◆ Data listing:
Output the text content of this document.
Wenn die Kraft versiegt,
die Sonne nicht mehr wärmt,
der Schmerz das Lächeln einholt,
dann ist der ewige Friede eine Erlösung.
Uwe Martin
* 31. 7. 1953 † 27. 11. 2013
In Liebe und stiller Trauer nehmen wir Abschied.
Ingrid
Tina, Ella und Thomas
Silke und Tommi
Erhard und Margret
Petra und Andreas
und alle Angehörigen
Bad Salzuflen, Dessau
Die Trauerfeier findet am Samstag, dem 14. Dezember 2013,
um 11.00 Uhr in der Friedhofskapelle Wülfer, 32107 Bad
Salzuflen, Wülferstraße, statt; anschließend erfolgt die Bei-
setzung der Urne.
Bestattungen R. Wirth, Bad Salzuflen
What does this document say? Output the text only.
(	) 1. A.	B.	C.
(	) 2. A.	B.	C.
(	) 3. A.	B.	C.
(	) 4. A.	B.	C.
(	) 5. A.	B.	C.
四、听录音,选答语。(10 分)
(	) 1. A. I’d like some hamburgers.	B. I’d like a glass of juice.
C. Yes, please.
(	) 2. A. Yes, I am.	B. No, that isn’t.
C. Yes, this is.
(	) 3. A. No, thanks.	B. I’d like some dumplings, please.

◆ Task:
Work out the number of lines above that include the string "document" and write only that number.

◆ Response to this task:
2